(Records from a dataset)
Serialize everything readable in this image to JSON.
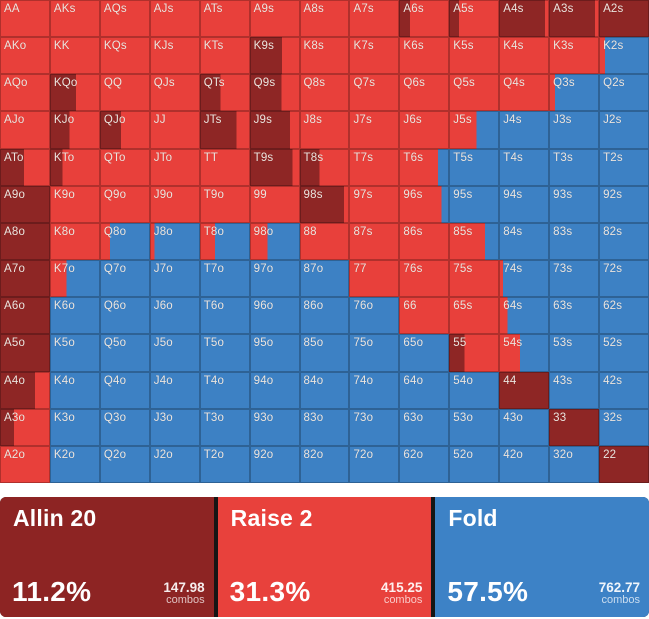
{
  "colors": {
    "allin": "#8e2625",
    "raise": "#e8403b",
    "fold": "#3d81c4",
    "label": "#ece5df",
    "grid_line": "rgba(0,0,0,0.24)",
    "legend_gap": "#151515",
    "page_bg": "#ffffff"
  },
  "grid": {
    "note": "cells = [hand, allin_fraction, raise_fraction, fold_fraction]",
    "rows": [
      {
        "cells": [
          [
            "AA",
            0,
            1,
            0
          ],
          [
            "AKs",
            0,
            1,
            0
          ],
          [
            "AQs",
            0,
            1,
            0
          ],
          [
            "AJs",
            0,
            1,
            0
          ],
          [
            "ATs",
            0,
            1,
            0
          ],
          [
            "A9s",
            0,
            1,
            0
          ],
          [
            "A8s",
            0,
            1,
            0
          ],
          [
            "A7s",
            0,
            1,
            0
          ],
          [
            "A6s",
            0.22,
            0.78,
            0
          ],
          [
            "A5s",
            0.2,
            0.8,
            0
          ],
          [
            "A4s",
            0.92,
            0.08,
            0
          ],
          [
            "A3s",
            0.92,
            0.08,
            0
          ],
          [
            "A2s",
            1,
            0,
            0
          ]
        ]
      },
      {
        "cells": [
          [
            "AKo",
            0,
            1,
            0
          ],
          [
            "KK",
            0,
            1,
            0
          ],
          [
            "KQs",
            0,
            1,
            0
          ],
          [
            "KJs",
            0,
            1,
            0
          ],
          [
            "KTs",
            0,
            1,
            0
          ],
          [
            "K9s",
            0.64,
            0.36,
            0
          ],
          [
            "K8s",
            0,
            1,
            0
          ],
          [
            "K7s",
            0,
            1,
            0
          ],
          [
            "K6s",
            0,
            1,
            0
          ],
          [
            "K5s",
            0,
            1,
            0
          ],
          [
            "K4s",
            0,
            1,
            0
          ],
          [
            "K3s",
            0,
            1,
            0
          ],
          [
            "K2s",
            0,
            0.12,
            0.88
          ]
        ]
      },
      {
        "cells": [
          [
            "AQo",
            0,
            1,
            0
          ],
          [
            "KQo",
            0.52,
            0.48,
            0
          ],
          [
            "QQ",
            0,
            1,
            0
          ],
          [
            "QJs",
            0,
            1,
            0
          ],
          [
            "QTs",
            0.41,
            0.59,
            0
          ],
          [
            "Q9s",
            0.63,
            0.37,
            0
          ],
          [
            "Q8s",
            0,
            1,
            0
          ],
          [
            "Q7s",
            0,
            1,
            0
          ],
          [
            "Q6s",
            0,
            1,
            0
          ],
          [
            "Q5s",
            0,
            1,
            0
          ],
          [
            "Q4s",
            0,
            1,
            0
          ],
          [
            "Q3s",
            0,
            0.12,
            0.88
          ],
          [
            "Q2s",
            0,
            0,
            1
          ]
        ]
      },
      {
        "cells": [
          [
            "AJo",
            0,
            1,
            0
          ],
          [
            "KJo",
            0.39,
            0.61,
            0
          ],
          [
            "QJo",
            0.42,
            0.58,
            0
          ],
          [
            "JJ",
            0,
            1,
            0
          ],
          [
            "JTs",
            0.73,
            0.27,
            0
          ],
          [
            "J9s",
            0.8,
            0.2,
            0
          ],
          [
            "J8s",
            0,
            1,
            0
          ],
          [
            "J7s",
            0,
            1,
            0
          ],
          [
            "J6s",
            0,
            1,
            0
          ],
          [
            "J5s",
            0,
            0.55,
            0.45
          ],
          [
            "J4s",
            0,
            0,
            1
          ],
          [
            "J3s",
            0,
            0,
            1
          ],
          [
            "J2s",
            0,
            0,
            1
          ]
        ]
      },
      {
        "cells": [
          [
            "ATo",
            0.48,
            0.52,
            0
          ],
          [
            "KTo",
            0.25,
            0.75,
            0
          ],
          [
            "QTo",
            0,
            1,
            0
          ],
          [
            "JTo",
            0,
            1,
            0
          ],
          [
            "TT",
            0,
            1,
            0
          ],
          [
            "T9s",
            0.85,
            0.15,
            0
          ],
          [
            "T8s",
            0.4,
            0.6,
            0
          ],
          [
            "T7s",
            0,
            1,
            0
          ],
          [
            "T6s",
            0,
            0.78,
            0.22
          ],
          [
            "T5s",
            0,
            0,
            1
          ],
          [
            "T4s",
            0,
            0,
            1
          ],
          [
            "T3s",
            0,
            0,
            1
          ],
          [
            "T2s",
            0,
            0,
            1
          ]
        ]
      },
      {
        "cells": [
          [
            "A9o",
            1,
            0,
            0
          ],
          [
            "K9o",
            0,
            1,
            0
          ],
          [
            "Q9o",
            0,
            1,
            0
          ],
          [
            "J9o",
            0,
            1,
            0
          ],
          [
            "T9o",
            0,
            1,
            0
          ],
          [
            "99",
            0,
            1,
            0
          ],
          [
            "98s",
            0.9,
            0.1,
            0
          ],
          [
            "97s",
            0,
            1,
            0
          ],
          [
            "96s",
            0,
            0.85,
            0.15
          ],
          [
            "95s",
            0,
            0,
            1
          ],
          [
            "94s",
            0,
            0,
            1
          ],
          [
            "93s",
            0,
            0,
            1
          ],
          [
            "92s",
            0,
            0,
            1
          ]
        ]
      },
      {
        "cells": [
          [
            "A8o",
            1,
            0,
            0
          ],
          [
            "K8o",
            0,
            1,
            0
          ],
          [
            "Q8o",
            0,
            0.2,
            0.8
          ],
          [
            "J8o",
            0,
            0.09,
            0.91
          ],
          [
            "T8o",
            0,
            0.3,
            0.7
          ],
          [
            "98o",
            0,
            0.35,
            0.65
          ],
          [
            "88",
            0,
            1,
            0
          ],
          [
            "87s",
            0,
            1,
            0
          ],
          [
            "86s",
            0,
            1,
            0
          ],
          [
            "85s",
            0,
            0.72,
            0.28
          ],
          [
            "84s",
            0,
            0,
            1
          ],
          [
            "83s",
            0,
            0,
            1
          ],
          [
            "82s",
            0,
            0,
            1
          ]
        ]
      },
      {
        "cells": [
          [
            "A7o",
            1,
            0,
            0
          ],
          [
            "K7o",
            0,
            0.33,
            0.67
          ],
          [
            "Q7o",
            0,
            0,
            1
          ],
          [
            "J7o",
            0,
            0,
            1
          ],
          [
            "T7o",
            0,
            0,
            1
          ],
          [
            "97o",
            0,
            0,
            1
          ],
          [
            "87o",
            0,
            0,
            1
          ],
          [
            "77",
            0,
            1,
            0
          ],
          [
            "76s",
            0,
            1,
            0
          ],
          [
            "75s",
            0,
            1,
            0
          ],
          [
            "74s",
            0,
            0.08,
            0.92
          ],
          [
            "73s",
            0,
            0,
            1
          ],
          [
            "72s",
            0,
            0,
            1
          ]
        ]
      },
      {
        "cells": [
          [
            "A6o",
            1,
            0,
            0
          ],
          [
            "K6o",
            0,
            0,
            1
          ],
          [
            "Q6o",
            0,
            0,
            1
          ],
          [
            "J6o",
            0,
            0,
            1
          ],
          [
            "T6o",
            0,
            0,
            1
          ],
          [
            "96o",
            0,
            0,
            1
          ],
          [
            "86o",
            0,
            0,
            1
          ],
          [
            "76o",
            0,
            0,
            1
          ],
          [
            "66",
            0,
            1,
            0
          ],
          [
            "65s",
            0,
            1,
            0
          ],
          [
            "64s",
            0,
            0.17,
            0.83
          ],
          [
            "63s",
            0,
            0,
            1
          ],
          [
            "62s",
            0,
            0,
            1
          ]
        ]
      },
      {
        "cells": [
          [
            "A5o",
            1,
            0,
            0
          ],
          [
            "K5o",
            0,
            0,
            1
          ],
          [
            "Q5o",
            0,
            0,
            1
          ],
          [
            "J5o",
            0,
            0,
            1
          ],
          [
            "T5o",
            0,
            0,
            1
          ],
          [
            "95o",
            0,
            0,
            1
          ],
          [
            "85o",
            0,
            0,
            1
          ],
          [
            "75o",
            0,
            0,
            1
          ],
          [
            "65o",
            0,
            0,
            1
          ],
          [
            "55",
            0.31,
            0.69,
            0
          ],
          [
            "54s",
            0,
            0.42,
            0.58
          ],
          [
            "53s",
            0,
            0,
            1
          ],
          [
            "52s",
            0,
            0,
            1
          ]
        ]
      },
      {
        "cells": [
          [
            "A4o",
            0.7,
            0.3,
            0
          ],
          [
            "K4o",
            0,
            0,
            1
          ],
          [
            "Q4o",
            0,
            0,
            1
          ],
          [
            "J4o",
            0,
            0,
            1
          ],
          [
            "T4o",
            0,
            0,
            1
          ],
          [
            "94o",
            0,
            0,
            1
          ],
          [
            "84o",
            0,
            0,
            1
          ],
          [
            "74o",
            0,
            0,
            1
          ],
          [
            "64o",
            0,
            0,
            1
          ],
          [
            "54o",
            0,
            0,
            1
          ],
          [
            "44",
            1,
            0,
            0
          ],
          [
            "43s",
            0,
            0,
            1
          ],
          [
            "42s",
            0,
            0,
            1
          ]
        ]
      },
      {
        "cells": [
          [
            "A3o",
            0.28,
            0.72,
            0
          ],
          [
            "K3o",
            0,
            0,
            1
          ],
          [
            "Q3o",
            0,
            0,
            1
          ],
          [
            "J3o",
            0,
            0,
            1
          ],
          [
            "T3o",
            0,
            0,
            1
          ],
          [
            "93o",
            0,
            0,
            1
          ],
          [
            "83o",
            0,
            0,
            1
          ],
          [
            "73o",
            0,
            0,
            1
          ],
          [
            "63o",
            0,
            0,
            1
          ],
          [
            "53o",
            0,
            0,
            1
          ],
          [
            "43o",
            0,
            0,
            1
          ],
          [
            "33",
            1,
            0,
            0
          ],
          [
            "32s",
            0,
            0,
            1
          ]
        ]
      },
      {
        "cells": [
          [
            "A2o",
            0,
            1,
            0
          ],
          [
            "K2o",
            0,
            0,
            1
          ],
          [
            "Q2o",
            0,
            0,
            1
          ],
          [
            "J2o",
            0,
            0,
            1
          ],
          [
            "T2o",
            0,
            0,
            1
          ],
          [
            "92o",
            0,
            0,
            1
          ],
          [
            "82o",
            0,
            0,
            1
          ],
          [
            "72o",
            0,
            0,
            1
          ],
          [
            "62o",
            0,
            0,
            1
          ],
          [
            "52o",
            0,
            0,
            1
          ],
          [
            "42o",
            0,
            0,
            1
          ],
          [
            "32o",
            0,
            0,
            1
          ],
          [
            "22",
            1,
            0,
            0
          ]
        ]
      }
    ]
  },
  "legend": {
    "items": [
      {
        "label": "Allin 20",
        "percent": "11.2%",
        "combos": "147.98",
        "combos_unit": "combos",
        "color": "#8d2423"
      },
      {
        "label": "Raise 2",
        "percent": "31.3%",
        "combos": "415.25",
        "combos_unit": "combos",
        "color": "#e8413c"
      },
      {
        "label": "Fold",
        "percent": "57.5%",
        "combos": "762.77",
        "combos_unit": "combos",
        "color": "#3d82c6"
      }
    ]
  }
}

--- TASK STATEMENT ---
Look through the entries above and report each line where the string "percent" occurs.

--- TASK SOLUTION ---
        "percent": "11.2%",
        "percent": "31.3%",
        "percent": "57.5%",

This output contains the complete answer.